◆ Written exercise ◆
Transcribe the records below exactly as they appear, omitting any pictures.
--- Begin Supplied entries ---
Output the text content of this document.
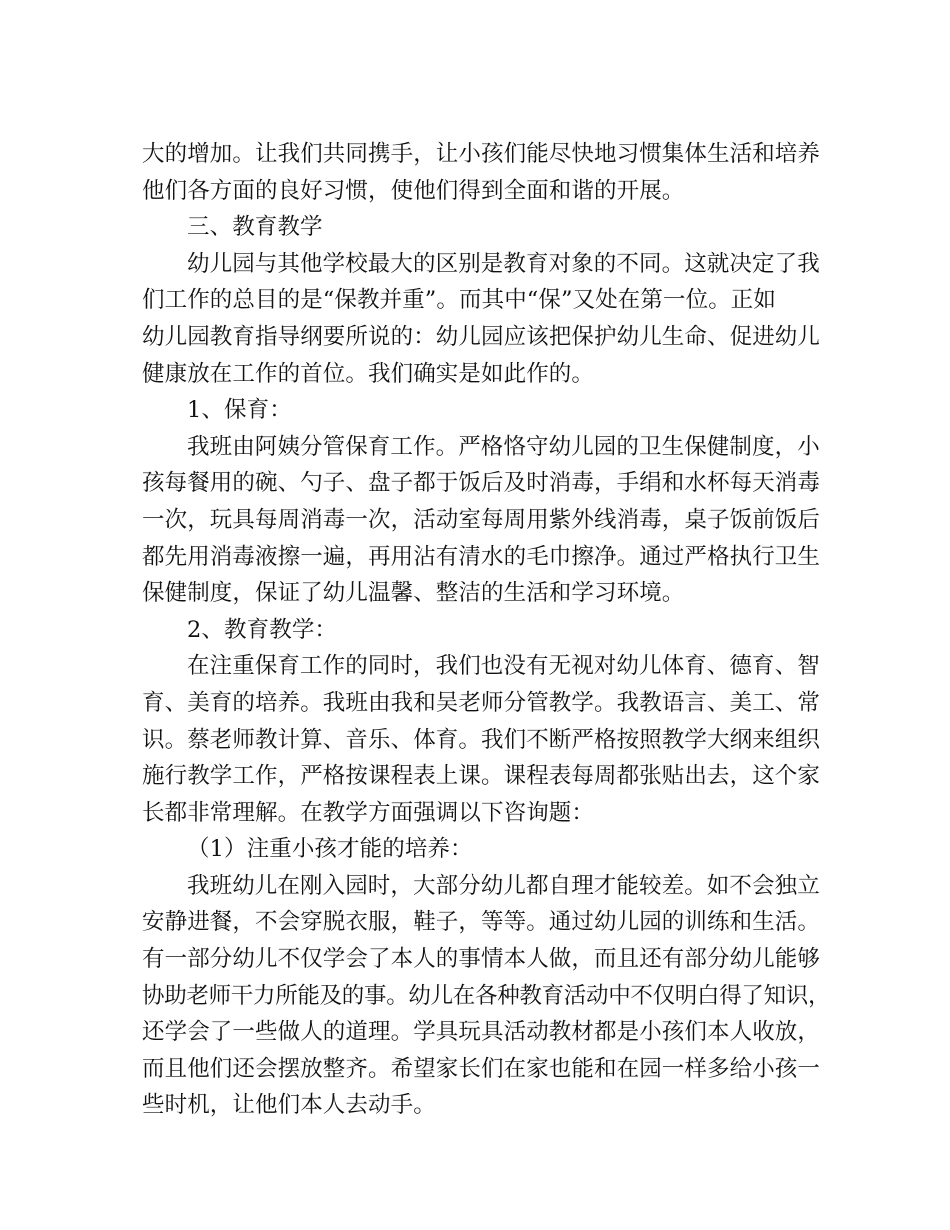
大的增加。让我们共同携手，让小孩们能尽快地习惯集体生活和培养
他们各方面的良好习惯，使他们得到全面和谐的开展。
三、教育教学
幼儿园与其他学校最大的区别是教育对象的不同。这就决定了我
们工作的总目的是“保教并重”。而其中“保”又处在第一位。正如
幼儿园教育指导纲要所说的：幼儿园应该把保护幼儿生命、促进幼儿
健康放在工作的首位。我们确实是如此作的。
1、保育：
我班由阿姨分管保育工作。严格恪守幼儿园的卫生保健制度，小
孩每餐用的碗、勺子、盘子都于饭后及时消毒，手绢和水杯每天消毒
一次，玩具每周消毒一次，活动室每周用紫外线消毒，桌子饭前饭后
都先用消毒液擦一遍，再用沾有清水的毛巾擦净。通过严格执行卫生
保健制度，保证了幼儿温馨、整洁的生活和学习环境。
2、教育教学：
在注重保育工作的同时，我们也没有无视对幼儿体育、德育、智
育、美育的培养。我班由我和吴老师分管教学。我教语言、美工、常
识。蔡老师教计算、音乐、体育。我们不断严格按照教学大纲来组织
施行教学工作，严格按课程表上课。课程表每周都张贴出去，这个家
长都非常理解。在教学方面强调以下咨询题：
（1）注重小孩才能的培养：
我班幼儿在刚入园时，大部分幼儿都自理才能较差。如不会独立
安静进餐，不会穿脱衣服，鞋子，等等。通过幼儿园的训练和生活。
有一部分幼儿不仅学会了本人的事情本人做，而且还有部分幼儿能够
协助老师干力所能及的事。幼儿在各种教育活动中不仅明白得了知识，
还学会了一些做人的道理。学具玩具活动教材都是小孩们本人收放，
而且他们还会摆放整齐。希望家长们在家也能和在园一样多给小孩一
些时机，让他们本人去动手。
--- End Supplied entries ---
◆ Response to this exercise ◆
Output the text content of this document.
大的增加。让我们共同携手，让小孩们能尽快地习惯集体生活和培养
他们各方面的良好习惯，使他们得到全面和谐的开展。
三、教育教学
幼儿园与其他学校最大的区别是教育对象的不同。这就决定了我
们工作的总目的是“保教并重”。而其中“保”又处在第一位。正如
幼儿园教育指导纲要所说的：幼儿园应该把保护幼儿生命、促进幼儿
健康放在工作的首位。我们确实是如此作的。
1、保育：
我班由阿姨分管保育工作。严格恪守幼儿园的卫生保健制度，小
孩每餐用的碗、勺子、盘子都于饭后及时消毒，手绢和水杯每天消毒
一次，玩具每周消毒一次，活动室每周用紫外线消毒，桌子饭前饭后
都先用消毒液擦一遍，再用沾有清水的毛巾擦净。通过严格执行卫生
保健制度，保证了幼儿温馨、整洁的生活和学习环境。
2、教育教学：
在注重保育工作的同时，我们也没有无视对幼儿体育、德育、智
育、美育的培养。我班由我和吴老师分管教学。我教语言、美工、常
识。蔡老师教计算、音乐、体育。我们不断严格按照教学大纲来组织
施行教学工作，严格按课程表上课。课程表每周都张贴出去，这个家
长都非常理解。在教学方面强调以下咨询题：
（1）注重小孩才能的培养：
我班幼儿在刚入园时，大部分幼儿都自理才能较差。如不会独立
安静进餐，不会穿脱衣服，鞋子，等等。通过幼儿园的训练和生活。
有一部分幼儿不仅学会了本人的事情本人做，而且还有部分幼儿能够
协助老师干力所能及的事。幼儿在各种教育活动中不仅明白得了知识，
还学会了一些做人的道理。学具玩具活动教材都是小孩们本人收放，
而且他们还会摆放整齐。希望家长们在家也能和在园一样多给小孩一
些时机，让他们本人去动手。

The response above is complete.